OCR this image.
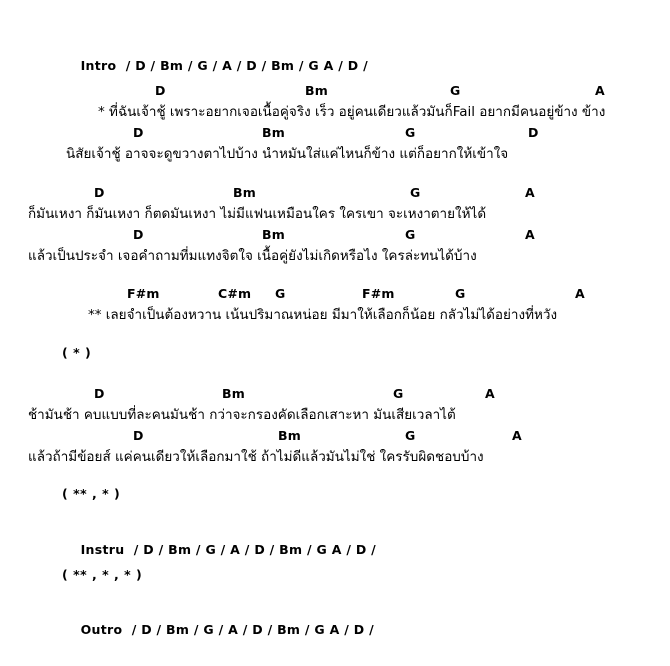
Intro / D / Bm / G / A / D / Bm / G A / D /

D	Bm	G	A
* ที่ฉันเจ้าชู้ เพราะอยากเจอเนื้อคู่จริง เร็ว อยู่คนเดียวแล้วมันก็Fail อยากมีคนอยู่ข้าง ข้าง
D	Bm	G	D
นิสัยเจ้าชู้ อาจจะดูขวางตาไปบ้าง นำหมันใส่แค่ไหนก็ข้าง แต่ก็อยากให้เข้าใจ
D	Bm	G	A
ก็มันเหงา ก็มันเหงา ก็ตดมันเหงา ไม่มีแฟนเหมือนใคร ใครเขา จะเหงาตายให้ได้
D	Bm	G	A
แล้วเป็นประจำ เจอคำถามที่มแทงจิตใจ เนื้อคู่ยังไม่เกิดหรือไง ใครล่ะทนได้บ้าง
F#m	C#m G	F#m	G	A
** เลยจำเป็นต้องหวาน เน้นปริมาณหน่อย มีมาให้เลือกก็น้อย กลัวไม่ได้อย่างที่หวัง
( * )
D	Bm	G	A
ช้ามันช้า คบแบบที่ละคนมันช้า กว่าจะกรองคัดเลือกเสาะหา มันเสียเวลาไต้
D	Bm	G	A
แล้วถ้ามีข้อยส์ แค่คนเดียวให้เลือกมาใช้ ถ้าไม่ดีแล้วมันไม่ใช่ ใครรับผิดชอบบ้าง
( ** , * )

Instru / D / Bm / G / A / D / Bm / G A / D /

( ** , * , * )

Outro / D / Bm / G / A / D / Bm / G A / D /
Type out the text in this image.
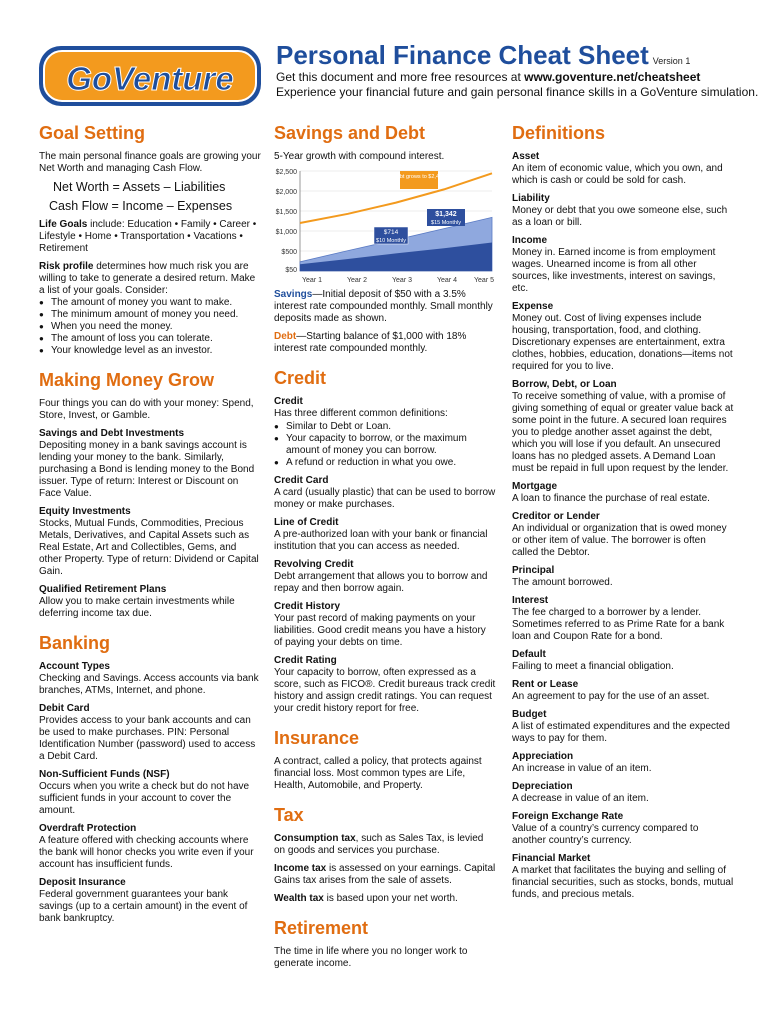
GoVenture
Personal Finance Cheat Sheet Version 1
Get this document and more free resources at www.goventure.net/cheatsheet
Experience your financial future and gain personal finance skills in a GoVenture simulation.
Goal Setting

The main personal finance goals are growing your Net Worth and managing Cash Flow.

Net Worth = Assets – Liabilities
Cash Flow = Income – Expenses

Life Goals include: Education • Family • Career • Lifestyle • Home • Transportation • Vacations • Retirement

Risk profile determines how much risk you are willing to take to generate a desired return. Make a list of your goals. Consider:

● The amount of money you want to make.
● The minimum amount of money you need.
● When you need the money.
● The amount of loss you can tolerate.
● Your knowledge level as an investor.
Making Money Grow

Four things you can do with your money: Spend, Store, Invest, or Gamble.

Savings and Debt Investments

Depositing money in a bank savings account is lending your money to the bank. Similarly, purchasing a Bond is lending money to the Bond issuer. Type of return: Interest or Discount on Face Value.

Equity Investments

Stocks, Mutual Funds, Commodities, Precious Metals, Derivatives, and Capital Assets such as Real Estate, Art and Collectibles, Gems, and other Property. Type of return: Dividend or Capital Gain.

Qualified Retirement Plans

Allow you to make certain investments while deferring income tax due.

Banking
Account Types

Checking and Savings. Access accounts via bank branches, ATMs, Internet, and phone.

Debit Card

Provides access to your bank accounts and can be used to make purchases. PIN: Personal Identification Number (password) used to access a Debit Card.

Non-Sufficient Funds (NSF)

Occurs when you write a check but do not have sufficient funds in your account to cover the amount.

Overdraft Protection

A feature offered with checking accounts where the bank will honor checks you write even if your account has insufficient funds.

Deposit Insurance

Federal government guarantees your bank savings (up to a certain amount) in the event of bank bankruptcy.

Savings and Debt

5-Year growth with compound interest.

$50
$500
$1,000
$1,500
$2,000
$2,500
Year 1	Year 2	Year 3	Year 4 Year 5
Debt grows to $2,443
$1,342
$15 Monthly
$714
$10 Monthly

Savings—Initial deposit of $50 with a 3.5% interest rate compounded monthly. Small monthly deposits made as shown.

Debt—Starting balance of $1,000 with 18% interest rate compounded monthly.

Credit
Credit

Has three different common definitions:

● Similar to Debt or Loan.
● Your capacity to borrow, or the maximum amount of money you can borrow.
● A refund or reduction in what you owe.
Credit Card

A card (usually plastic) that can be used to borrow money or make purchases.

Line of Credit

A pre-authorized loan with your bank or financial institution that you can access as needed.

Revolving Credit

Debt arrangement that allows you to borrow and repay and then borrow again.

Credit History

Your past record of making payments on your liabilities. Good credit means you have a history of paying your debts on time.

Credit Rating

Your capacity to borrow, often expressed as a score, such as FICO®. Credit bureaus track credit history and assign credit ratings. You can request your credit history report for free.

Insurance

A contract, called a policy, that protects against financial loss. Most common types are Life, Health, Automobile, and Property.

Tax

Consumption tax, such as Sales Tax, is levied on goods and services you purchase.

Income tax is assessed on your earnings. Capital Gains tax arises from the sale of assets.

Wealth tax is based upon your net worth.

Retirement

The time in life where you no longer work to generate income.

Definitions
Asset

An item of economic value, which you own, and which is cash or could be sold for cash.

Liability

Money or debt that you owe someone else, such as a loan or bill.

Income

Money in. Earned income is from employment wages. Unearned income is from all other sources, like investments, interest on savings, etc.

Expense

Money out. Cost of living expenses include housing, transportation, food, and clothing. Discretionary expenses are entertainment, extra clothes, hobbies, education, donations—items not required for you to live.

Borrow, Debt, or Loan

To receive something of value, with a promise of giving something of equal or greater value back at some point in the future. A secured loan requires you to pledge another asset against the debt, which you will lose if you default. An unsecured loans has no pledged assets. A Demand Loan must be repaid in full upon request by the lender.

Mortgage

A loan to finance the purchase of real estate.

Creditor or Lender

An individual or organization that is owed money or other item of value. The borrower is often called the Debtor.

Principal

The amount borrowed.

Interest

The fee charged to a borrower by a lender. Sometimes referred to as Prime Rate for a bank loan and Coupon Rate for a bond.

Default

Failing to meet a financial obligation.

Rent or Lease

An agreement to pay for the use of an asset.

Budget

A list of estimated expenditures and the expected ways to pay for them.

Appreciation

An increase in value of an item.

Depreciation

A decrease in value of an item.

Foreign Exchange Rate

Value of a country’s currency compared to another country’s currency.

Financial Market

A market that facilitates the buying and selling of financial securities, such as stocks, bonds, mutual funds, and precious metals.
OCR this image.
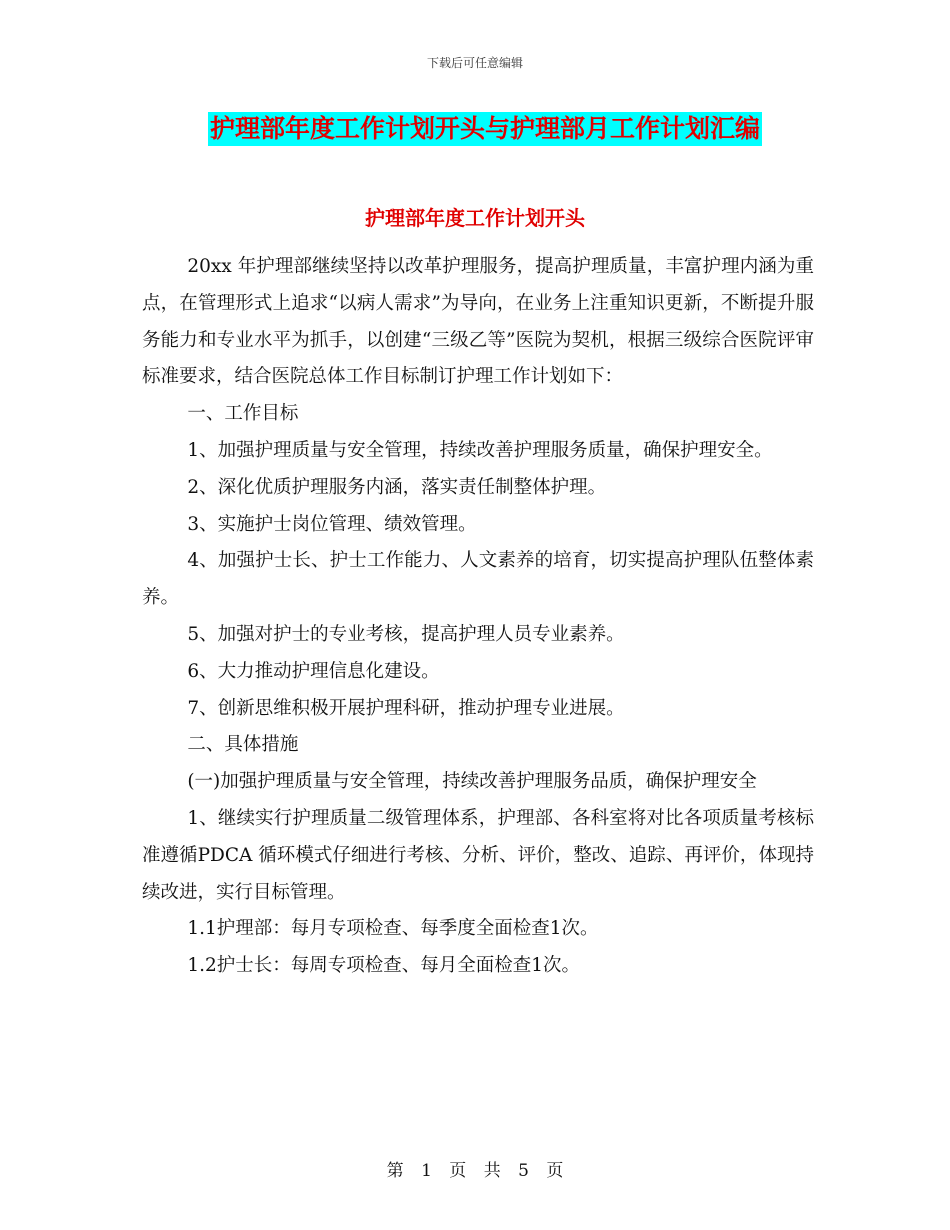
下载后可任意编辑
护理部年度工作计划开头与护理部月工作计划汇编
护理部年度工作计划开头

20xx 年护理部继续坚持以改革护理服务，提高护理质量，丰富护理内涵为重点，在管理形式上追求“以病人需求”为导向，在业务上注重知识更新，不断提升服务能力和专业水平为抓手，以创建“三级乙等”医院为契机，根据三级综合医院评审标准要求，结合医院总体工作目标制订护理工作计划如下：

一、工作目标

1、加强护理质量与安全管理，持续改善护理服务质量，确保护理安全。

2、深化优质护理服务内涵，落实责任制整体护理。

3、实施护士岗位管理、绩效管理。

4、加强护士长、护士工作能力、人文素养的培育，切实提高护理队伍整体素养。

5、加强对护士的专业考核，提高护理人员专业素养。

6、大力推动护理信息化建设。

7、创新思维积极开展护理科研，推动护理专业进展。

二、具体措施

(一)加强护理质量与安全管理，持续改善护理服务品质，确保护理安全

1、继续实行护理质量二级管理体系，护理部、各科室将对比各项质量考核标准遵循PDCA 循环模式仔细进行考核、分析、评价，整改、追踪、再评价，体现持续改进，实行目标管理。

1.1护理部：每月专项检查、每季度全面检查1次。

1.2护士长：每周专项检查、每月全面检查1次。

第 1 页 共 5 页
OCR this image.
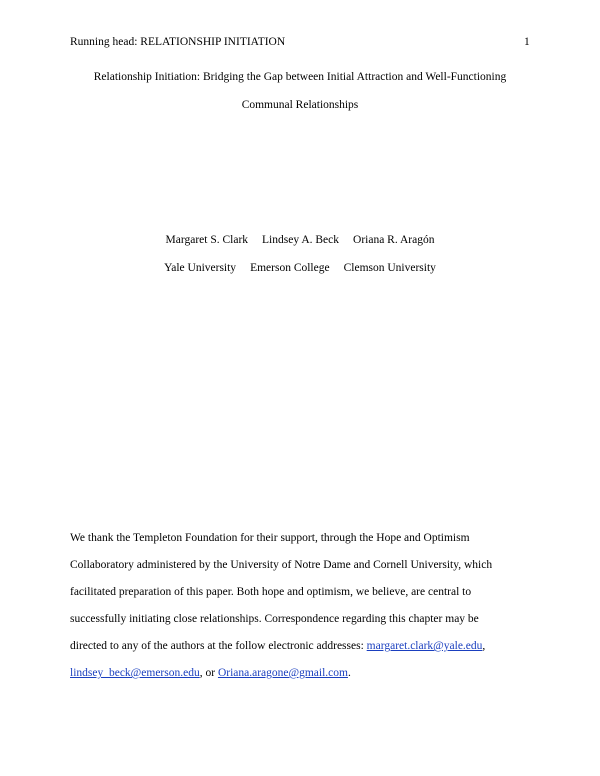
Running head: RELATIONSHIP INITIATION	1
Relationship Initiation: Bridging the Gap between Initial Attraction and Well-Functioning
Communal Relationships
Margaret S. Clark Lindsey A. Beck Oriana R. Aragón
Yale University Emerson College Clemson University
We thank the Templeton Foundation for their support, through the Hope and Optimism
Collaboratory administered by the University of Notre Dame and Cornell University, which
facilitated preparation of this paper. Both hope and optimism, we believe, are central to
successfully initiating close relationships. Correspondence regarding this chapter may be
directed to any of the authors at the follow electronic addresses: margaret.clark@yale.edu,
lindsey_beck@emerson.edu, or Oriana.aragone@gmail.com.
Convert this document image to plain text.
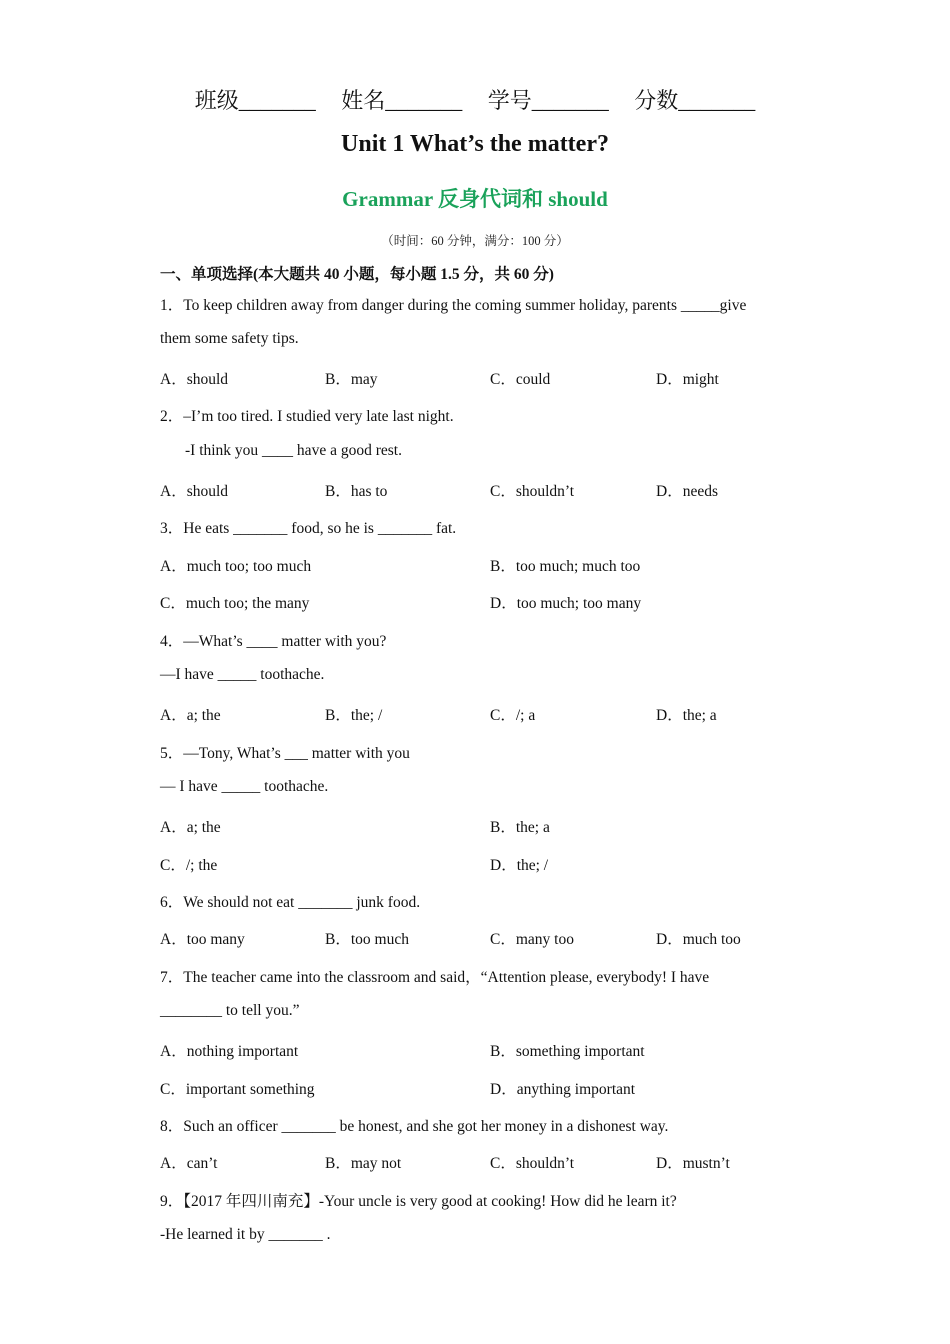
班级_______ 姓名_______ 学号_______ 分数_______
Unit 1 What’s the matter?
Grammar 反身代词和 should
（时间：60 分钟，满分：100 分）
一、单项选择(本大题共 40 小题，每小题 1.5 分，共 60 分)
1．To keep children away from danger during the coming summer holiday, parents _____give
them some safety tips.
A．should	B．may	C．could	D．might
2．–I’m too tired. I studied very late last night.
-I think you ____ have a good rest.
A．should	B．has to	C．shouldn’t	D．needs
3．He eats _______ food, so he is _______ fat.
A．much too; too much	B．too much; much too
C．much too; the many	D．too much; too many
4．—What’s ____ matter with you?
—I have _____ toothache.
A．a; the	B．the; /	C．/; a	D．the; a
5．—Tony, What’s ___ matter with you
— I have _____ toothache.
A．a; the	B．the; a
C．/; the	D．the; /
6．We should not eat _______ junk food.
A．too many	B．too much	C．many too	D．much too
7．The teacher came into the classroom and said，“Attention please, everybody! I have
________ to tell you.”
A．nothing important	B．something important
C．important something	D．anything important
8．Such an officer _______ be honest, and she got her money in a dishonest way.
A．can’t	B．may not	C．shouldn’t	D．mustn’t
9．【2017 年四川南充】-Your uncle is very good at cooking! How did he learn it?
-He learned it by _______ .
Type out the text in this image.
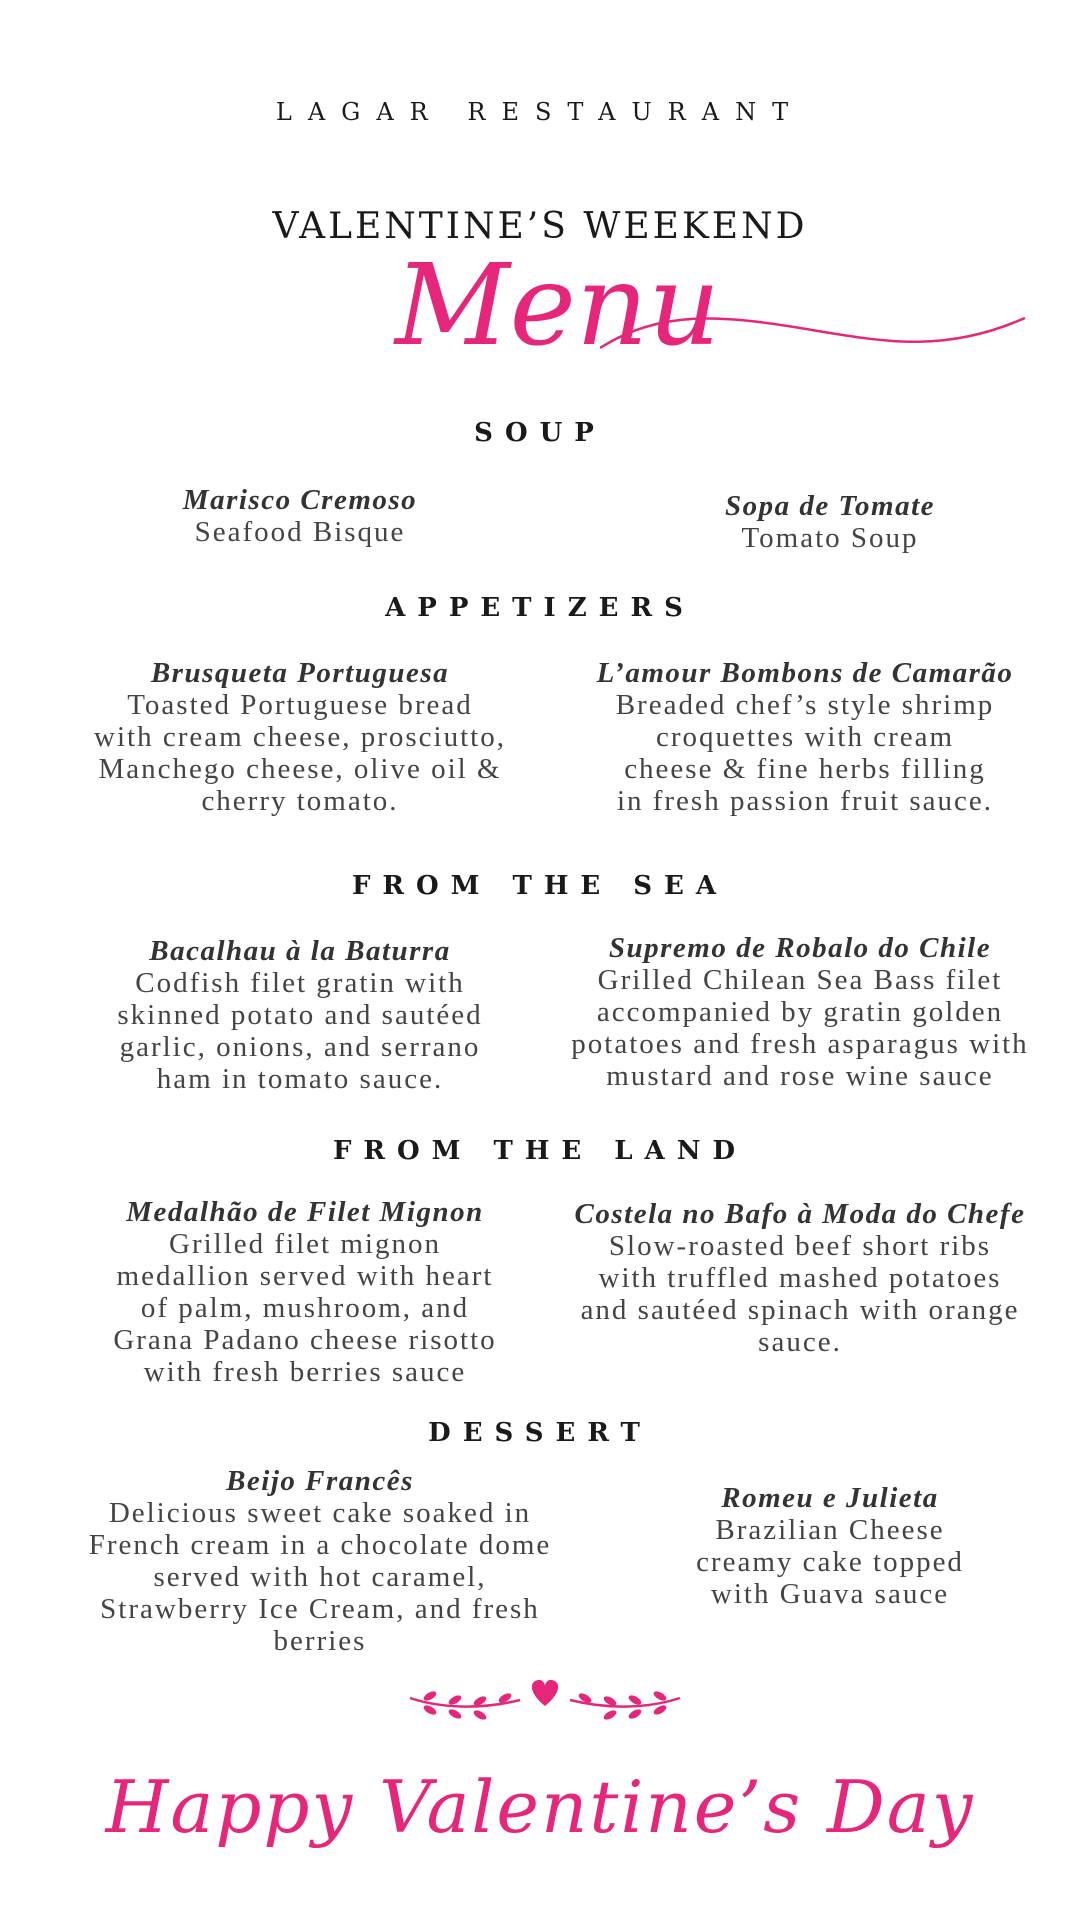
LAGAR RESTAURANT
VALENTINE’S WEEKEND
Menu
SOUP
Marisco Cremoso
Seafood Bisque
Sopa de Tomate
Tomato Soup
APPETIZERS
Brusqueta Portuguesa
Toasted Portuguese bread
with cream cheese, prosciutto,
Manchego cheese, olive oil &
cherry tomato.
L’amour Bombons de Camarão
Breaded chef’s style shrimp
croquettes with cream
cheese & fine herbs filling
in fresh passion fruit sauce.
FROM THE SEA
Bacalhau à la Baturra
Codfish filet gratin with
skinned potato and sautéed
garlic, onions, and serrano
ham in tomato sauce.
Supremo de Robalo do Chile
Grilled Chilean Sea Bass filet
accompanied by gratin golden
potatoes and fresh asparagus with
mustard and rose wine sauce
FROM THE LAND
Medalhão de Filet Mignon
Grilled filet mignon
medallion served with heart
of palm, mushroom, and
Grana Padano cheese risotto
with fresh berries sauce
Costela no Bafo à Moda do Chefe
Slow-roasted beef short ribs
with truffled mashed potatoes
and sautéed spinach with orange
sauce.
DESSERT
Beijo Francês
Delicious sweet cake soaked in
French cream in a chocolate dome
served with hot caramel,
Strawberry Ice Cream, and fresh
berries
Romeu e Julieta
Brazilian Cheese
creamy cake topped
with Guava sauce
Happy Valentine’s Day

....

Check each line of the records for the word "free" and extract those that contain it.

Task output –
Get this document and more free resources at www.goventure.net/cheatsheet
Your capacity to borrow, often expressed as a score, such as FICO®. Credit bureaus track credit history and assign credit ratings. You can request your credit history report for free.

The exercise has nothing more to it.